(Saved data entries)
====

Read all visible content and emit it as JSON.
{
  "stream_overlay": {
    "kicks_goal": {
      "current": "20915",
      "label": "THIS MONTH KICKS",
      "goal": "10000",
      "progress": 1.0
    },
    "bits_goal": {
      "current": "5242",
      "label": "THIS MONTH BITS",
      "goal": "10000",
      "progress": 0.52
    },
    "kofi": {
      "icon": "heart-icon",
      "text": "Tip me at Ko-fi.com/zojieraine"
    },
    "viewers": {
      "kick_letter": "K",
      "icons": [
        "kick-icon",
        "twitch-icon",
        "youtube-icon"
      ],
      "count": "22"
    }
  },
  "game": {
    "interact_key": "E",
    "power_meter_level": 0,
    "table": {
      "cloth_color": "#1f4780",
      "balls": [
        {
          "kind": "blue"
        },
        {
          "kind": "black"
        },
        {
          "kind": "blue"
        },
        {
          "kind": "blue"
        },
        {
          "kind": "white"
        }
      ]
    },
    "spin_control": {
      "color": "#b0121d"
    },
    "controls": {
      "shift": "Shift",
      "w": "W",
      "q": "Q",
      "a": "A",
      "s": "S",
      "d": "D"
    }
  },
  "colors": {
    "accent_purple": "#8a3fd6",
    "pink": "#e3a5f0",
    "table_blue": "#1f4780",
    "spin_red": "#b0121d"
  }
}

====

Count the lines that hold the string "MONTH" and state that number alone.

2